Work required —
Convert the bounding box entries below into a JSON list of strings, with one string per line and any blank lines omitted.

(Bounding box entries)
◆ ◆ ◆ ◆
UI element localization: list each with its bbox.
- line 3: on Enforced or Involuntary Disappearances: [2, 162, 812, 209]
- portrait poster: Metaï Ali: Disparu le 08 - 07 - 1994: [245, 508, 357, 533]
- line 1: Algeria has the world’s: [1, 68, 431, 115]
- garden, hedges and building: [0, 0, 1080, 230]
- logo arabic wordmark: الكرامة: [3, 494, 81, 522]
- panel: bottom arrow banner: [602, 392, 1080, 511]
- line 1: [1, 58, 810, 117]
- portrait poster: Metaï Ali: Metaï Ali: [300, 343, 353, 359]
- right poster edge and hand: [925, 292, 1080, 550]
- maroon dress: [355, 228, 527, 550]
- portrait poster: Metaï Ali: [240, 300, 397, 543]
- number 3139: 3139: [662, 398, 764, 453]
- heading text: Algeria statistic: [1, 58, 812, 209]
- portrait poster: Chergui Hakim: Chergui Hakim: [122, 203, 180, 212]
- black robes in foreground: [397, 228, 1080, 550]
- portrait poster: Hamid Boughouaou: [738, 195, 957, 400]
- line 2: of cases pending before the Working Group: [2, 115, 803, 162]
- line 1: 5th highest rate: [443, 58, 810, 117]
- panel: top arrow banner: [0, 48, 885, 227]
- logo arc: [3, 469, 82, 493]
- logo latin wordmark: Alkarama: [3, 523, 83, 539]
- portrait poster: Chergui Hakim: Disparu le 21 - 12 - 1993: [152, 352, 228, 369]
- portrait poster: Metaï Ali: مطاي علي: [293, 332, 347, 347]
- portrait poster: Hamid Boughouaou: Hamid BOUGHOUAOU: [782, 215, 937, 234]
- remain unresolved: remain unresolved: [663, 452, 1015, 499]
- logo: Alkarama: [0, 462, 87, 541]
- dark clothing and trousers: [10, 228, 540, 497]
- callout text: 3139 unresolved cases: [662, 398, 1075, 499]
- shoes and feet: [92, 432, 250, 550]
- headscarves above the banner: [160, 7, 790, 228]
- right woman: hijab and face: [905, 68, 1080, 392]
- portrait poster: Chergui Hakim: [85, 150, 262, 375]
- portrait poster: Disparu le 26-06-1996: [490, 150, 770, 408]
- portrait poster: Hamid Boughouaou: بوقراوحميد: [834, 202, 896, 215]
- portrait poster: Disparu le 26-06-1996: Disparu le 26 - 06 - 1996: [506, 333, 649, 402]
◆ ◆ ◆ ◆
Answer for this exercise —
[
  "UI element localization: list each with its bbox.",
  "- line 3: on Enforced or Involuntary Disappearances: [2, 162, 812, 209]",
  "- portrait poster: Metaï Ali: Disparu le 08 - 07 - 1994: [245, 508, 357, 533]",
  "- line 1: Algeria has the world’s: [1, 68, 431, 115]",
  "- garden, hedges and building: [0, 0, 1080, 230]",
  "- logo arabic wordmark: الكرامة: [3, 494, 81, 522]",
  "- panel: bottom arrow banner: [602, 392, 1080, 511]",
  "- line 1: [1, 58, 810, 117]",
  "- portrait poster: Metaï Ali: Metaï Ali: [300, 343, 353, 359]",
  "- right poster edge and hand: [925, 292, 1080, 550]",
  "- maroon dress: [355, 228, 527, 550]",
  "- portrait poster: Metaï Ali: [240, 300, 397, 543]",
  "- number 3139: 3139: [662, 398, 764, 453]",
  "- heading text: Algeria statistic: [1, 58, 812, 209]",
  "- portrait poster: Chergui Hakim: Chergui Hakim: [122, 203, 180, 212]",
  "- black robes in foreground: [397, 228, 1080, 550]",
  "- portrait poster: Hamid Boughouaou: [738, 195, 957, 400]",
  "- line 2: of cases pending before the Working Group: [2, 115, 803, 162]",
  "- line 1: 5th highest rate: [443, 58, 810, 117]",
  "- panel: top arrow banner: [0, 48, 885, 227]",
  "- logo arc: [3, 469, 82, 493]",
  "- logo latin wordmark: Alkarama: [3, 523, 83, 539]",
  "- portrait poster: Chergui Hakim: Disparu le 21 - 12 - 1993: [152, 352, 228, 369]",
  "- portrait poster: Metaï Ali: مطاي علي: [293, 332, 347, 347]",
  "- portrait poster: Hamid Boughouaou: Hamid BOUGHOUAOU: [782, 215, 937, 234]",
  "- remain unresolved: remain unresolved: [663, 452, 1015, 499]",
  "- logo: Alkarama: [0, 462, 87, 541]",
  "- dark clothing and trousers: [10, 228, 540, 497]",
  "- callout text: 3139 unresolved cases: [662, 398, 1075, 499]",
  "- shoes and feet: [92, 432, 250, 550]",
  "- headscarves above the banner: [160, 7, 790, 228]",
  "- right woman: hijab and face: [905, 68, 1080, 392]",
  "- portrait poster: Chergui Hakim: [85, 150, 262, 375]",
  "- portrait poster: Disparu le 26-06-1996: [490, 150, 770, 408]",
  "- portrait poster: Hamid Boughouaou: بوقراوحميد: [834, 202, 896, 215]",
  "- portrait poster: Disparu le 26-06-1996: Disparu le 26 - 06 - 1996: [506, 333, 649, 402]"
]